_LISTED RECORDS:_

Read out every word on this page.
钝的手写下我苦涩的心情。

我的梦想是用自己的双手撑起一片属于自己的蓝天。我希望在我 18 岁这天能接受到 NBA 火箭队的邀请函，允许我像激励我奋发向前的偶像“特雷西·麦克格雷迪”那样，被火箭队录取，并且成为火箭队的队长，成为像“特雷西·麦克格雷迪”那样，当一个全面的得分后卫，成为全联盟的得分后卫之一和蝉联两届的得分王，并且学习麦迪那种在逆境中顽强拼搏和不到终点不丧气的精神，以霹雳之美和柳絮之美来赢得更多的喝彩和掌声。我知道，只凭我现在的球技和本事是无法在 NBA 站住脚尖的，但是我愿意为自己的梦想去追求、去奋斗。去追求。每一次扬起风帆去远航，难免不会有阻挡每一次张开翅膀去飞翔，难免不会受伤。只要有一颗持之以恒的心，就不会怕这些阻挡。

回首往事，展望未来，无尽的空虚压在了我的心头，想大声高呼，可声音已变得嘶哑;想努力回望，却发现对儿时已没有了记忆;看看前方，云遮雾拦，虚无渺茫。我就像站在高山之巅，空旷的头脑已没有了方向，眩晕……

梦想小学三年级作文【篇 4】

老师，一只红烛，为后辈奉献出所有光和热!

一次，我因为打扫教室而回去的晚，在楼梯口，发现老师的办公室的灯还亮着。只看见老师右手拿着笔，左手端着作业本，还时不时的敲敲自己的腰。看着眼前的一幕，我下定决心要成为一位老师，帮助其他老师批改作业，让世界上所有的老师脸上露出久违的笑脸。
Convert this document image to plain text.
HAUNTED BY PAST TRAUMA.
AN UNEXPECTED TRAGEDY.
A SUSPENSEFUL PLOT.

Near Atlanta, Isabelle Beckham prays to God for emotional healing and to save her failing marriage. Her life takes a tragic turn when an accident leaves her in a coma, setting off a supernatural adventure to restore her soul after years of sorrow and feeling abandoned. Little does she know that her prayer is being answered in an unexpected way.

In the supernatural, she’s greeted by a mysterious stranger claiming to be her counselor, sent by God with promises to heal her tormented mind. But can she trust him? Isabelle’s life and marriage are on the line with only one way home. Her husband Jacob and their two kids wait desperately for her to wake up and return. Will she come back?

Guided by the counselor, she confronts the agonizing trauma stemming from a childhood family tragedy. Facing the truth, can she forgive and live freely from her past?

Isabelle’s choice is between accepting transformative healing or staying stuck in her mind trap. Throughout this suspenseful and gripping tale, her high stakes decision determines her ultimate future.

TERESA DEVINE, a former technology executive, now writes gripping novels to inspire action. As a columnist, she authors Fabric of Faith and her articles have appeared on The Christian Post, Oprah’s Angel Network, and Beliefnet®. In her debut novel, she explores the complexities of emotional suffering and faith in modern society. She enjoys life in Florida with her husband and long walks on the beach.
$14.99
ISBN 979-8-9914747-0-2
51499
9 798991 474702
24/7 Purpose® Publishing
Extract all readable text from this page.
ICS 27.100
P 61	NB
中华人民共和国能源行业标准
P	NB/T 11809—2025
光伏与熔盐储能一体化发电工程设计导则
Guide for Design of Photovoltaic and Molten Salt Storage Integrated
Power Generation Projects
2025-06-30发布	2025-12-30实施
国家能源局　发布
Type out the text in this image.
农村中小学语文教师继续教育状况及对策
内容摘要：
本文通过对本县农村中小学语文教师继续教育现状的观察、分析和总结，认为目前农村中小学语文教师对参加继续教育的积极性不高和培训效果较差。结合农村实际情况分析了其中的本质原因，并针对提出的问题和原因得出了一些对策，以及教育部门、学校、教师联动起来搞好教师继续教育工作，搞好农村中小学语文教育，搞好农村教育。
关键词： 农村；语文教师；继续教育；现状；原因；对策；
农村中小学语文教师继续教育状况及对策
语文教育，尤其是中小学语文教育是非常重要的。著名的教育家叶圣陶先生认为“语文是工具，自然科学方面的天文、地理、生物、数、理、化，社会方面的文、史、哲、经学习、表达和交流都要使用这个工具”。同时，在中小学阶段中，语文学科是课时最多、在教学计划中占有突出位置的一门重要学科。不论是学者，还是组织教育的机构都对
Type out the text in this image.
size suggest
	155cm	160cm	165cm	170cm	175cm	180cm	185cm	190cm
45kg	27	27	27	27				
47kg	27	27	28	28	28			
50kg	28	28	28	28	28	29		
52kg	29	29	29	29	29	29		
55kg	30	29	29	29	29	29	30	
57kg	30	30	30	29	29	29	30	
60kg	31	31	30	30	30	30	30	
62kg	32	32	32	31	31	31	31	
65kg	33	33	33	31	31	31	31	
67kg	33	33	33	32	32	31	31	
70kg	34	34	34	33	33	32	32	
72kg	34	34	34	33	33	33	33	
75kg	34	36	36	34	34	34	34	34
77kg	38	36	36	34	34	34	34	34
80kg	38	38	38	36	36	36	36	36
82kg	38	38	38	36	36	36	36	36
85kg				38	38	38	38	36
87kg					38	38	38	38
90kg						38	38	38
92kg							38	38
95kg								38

_WHAT YOU SHOULD DO:_
Copy out all of the data exactly, leaving nothing out.

_COMPLETE OUTPUT:_
Read out every word on this page.
钝的手写下我苦涩的心情。

我的梦想是用自己的双手撑起一片属于自己的蓝天。我希望在我 18 岁这天能接受到 NBA 火箭队的邀请函，允许我像激励我奋发向前的偶像“特雷西·麦克格雷迪”那样，被火箭队录取，并且成为火箭队的队长，成为像“特雷西·麦克格雷迪”那样，当一个全面的得分后卫，成为全联盟的得分后卫之一和蝉联两届的得分王，并且学习麦迪那种在逆境中顽强拼搏和不到终点不丧气的精神，以霹雳之美和柳絮之美来赢得更多的喝彩和掌声。我知道，只凭我现在的球技和本事是无法在 NBA 站住脚尖的，但是我愿意为自己的梦想去追求、去奋斗。去追求。每一次扬起风帆去远航，难免不会有阻挡每一次张开翅膀去飞翔，难免不会受伤。只要有一颗持之以恒的心，就不会怕这些阻挡。

回首往事，展望未来，无尽的空虚压在了我的心头，想大声高呼，可声音已变得嘶哑;想努力回望，却发现对儿时已没有了记忆;看看前方，云遮雾拦，虚无渺茫。我就像站在高山之巅，空旷的头脑已没有了方向，眩晕……

梦想小学三年级作文【篇 4】

老师，一只红烛，为后辈奉献出所有光和热!

一次，我因为打扫教室而回去的晚，在楼梯口，发现老师的办公室的灯还亮着。只看见老师右手拿着笔，左手端着作业本，还时不时的敲敲自己的腰。看着眼前的一幕，我下定决心要成为一位老师，帮助其他老师批改作业，让世界上所有的老师脸上露出久违的笑脸。
Convert this document image to plain text.
HAUNTED BY PAST TRAUMA.
AN UNEXPECTED TRAGEDY.
A SUSPENSEFUL PLOT.

Near Atlanta, Isabelle Beckham prays to God for emotional healing and to save her failing marriage. Her life takes a tragic turn when an accident leaves her in a coma, setting off a supernatural adventure to restore her soul after years of sorrow and feeling abandoned. Little does she know that her prayer is being answered in an unexpected way.

In the supernatural, she’s greeted by a mysterious stranger claiming to be her counselor, sent by God with promises to heal her tormented mind. But can she trust him? Isabelle’s life and marriage are on the line with only one way home. Her husband Jacob and their two kids wait desperately for her to wake up and return. Will she come back?

Guided by the counselor, she confronts the agonizing trauma stemming from a childhood family tragedy. Facing the truth, can she forgive and live freely from her past?

Isabelle’s choice is between accepting transformative healing or staying stuck in her mind trap. Throughout this suspenseful and gripping tale, her high stakes decision determines her ultimate future.

TERESA DEVINE, a former technology executive, now writes gripping novels to inspire action. As a columnist, she authors Fabric of Faith and her articles have appeared on The Christian Post, Oprah’s Angel Network, and Beliefnet®. In her debut novel, she explores the complexities of emotional suffering and faith in modern society. She enjoys life in Florida with her husband and long walks on the beach.
$14.99
ISBN 979-8-9914747-0-2
51499
9 798991 474702
24/7 Purpose® Publishing
Extract all readable text from this page.
ICS 27.100
P 61	NB
中华人民共和国能源行业标准
P	NB/T 11809—2025
光伏与熔盐储能一体化发电工程设计导则
Guide for Design of Photovoltaic and Molten Salt Storage Integrated
Power Generation Projects
2025-06-30发布	2025-12-30实施
国家能源局　发布
Type out the text in this image.
农村中小学语文教师继续教育状况及对策
内容摘要：
本文通过对本县农村中小学语文教师继续教育现状的观察、分析和总结，认为目前农村中小学语文教师对参加继续教育的积极性不高和培训效果较差。结合农村实际情况分析了其中的本质原因，并针对提出的问题和原因得出了一些对策，以及教育部门、学校、教师联动起来搞好教师继续教育工作，搞好农村中小学语文教育，搞好农村教育。
关键词： 农村；语文教师；继续教育；现状；原因；对策；
农村中小学语文教师继续教育状况及对策
语文教育，尤其是中小学语文教育是非常重要的。著名的教育家叶圣陶先生认为“语文是工具，自然科学方面的天文、地理、生物、数、理、化，社会方面的文、史、哲、经学习、表达和交流都要使用这个工具”。同时，在中小学阶段中，语文学科是课时最多、在教学计划中占有突出位置的一门重要学科。不论是学者，还是组织教育的机构都对
Type out the text in this image.
size suggest
	155cm	160cm	165cm	170cm	175cm	180cm	185cm	190cm
45kg	27	27	27	27				
47kg	27	27	28	28	28			
50kg	28	28	28	28	28	29		
52kg	29	29	29	29	29	29		
55kg	30	29	29	29	29	29	30	
57kg	30	30	30	29	29	29	30	
60kg	31	31	30	30	30	30	30	
62kg	32	32	32	31	31	31	31	
65kg	33	33	33	31	31	31	31	
67kg	33	33	33	32	32	31	31	
70kg	34	34	34	33	33	32	32	
72kg	34	34	34	33	33	33	33	
75kg	34	36	36	34	34	34	34	34
77kg	38	36	36	34	34	34	34	34
80kg	38	38	38	36	36	36	36	36
82kg	38	38	38	36	36	36	36	36
85kg				38	38	38	38	36
87kg					38	38	38	38
90kg						38	38	38
92kg							38	38
95kg								38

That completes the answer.